LISTED RECORDS:
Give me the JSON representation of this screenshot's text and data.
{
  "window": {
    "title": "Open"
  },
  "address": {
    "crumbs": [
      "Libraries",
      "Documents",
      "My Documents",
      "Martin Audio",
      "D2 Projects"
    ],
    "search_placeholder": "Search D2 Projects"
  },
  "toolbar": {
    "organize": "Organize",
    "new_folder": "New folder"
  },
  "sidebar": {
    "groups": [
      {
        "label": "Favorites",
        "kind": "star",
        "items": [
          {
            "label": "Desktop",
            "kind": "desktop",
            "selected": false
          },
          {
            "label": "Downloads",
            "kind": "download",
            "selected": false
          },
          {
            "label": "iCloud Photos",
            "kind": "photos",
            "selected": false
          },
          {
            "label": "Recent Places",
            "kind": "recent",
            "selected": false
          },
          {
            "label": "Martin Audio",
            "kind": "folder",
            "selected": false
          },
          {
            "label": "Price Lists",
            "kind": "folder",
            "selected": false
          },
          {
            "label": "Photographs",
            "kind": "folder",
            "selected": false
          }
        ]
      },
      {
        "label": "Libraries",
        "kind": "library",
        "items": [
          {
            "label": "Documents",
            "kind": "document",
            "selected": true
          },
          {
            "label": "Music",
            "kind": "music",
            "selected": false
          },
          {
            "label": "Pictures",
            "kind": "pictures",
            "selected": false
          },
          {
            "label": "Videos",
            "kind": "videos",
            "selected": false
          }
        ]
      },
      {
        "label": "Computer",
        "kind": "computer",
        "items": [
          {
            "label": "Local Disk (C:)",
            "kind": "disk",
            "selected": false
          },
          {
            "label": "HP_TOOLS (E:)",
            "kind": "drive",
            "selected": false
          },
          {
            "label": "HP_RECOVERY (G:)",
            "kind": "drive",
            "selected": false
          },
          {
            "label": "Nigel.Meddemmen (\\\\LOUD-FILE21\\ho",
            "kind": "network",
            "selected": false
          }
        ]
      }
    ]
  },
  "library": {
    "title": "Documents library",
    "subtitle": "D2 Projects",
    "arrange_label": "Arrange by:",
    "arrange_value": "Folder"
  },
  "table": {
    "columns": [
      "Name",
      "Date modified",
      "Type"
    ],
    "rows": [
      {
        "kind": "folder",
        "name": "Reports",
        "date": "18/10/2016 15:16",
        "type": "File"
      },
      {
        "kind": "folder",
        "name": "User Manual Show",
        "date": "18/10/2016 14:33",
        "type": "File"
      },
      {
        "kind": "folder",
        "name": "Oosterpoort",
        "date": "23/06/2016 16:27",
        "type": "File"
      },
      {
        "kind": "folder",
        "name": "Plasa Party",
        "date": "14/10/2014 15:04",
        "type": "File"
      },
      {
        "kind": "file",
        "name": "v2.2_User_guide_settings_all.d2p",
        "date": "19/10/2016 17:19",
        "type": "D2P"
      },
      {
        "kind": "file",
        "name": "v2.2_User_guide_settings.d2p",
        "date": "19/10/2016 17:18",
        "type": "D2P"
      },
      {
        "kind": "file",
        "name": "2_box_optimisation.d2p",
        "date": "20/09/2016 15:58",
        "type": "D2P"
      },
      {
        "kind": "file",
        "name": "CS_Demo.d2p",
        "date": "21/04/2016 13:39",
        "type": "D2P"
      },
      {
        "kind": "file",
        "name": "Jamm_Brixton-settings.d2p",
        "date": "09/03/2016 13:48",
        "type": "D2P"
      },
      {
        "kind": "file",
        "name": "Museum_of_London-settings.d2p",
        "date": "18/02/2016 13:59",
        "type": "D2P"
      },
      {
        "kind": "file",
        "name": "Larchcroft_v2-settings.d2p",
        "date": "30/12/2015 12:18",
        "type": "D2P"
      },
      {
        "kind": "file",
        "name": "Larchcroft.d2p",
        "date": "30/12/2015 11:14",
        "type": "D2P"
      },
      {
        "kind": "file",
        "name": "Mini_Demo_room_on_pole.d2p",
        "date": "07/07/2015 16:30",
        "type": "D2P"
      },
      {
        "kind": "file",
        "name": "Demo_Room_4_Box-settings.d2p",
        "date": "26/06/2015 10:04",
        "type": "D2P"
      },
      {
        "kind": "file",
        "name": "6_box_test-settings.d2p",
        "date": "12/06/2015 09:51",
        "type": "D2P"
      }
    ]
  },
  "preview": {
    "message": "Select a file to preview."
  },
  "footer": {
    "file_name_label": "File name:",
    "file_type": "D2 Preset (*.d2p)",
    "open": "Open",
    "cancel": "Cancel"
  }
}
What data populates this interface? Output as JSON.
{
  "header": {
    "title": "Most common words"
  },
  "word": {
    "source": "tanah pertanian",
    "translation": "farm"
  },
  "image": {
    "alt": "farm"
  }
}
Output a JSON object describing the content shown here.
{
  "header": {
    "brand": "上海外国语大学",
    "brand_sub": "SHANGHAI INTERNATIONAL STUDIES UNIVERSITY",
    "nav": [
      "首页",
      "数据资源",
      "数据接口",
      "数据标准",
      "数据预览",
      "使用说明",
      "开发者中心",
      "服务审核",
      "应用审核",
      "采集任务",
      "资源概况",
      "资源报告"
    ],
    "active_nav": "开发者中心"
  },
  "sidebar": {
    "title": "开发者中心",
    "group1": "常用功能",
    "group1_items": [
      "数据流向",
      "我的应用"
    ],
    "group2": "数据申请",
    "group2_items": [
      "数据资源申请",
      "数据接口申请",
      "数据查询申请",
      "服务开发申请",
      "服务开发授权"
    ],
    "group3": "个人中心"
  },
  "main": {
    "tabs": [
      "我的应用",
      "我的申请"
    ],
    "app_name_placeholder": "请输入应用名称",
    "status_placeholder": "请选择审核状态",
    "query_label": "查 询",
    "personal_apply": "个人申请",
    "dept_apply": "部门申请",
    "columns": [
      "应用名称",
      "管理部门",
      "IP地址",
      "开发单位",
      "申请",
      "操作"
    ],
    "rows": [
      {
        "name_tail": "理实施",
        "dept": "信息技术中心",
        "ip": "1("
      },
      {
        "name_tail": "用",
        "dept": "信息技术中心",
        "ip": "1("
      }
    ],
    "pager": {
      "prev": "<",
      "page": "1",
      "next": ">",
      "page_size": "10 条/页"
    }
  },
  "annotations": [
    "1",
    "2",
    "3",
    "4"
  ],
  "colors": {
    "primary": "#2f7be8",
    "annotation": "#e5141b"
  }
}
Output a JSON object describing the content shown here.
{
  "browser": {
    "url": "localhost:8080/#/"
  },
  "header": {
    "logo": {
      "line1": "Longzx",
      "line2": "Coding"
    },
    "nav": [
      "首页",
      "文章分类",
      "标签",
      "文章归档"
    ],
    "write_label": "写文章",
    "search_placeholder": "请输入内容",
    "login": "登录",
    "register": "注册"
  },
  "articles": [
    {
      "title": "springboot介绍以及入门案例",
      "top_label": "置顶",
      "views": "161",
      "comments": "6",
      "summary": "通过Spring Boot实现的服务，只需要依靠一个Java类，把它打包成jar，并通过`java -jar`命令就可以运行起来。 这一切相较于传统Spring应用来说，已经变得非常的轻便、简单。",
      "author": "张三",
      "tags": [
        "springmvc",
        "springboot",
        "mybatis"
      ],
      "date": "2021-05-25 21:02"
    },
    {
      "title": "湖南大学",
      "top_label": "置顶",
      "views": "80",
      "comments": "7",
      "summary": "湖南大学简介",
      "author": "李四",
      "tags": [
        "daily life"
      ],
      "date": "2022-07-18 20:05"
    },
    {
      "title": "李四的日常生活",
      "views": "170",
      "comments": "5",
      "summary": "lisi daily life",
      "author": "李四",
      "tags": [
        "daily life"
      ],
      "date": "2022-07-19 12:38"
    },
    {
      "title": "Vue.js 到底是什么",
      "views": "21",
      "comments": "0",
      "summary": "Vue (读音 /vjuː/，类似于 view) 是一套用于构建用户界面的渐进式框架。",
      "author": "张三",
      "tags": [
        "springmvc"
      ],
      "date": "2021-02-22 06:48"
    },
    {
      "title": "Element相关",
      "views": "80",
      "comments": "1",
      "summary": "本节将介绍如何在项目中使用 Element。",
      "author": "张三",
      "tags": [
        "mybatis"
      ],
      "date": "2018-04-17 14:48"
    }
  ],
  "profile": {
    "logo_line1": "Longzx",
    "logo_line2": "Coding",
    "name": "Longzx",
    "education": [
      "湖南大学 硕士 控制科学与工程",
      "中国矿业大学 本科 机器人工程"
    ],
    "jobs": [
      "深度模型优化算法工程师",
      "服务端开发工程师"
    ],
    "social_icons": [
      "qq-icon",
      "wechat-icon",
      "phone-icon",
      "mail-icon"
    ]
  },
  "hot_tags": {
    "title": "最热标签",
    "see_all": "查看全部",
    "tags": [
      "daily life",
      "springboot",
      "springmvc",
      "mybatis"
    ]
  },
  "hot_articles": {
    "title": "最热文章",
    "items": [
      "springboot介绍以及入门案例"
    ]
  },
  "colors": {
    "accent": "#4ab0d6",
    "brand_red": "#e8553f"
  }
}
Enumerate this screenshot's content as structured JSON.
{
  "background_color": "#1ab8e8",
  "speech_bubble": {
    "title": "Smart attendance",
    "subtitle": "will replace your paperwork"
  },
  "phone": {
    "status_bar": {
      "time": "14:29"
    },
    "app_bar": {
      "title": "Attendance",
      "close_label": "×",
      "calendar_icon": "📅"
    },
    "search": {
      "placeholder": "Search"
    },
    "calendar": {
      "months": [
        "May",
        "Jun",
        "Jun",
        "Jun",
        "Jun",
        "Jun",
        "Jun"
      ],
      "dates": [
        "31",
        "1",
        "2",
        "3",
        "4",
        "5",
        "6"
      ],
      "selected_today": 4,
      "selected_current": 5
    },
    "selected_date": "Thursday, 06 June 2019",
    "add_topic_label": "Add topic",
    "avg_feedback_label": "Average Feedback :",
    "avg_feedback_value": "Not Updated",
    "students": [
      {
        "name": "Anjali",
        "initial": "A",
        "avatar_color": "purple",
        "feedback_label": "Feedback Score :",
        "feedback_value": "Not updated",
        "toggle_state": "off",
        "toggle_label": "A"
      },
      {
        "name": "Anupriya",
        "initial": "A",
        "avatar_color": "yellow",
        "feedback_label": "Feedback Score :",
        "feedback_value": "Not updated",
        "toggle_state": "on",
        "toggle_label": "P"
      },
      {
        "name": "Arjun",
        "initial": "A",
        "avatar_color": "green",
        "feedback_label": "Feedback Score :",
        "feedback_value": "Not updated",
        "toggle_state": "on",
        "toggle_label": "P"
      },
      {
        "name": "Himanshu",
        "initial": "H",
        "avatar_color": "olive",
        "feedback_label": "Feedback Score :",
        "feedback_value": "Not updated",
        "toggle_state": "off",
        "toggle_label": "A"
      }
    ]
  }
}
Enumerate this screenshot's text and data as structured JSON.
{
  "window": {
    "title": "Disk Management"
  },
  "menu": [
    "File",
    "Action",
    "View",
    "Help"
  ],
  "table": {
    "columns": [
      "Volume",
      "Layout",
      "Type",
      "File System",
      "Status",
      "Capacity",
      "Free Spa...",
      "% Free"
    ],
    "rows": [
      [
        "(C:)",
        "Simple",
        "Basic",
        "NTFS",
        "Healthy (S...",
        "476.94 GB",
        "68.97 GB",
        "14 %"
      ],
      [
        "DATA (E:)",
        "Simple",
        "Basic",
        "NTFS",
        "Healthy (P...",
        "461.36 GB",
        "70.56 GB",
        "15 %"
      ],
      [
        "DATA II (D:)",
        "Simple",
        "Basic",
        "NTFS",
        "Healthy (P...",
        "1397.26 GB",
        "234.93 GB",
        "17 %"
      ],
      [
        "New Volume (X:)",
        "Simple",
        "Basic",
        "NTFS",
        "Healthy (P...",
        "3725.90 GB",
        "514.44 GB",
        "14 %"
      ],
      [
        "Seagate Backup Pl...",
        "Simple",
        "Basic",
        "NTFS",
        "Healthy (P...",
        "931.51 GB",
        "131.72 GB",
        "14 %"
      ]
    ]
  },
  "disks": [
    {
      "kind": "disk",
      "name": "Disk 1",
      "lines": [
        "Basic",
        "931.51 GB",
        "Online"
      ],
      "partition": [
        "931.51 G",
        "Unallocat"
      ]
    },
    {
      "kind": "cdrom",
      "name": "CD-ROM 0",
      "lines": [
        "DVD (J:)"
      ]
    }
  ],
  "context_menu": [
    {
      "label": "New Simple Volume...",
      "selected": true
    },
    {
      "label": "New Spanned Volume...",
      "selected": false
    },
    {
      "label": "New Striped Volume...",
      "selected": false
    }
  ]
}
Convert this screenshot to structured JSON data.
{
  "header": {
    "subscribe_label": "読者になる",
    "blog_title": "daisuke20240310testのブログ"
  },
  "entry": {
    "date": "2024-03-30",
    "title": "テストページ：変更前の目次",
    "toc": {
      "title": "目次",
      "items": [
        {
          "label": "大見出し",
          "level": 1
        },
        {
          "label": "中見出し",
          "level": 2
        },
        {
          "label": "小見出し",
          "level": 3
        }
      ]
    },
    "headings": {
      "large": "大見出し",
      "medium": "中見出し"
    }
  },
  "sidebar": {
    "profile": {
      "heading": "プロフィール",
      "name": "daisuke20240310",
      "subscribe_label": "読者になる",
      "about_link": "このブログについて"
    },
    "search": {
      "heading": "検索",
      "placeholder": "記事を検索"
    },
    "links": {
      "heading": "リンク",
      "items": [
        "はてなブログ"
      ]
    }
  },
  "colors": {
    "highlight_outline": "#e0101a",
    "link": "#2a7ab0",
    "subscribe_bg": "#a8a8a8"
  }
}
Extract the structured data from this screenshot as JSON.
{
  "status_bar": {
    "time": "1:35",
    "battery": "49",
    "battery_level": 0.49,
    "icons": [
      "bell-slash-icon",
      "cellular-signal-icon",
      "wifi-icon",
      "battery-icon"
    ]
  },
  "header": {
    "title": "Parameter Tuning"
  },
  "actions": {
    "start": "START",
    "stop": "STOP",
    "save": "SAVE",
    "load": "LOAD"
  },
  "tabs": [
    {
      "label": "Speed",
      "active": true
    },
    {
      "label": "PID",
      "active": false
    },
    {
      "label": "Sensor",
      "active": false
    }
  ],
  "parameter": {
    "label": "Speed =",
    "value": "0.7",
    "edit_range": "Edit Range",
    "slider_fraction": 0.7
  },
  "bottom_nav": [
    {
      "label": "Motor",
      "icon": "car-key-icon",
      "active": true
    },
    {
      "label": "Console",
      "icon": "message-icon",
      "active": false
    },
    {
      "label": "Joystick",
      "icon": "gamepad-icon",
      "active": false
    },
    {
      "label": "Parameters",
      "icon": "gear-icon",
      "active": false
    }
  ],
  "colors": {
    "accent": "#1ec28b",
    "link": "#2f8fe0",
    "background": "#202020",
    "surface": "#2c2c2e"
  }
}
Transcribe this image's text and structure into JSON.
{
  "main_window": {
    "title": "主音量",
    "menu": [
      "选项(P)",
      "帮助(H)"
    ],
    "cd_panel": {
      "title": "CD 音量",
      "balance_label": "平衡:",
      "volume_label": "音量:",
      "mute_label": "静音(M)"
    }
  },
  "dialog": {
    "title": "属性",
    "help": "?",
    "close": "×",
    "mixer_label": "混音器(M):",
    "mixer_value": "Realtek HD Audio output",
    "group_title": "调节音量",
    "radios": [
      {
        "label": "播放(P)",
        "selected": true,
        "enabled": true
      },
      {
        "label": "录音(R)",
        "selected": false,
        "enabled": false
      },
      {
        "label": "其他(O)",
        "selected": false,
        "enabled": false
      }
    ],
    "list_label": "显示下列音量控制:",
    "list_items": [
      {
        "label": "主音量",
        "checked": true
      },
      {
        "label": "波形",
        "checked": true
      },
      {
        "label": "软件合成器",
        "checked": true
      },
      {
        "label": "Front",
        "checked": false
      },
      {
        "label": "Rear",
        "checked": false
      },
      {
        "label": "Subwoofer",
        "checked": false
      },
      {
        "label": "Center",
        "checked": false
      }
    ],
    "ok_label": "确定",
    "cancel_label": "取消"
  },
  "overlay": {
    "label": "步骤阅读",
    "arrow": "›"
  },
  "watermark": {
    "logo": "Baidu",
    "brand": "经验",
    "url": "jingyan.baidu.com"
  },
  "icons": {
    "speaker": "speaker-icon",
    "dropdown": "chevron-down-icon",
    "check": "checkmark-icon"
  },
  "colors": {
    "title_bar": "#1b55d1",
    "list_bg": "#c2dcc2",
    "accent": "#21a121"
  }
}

WHAT THE TASK ASKS: In the listing, how many lines hold "springboot介绍以及入门案例"? Answer with a bare number.

SOLUTION: 2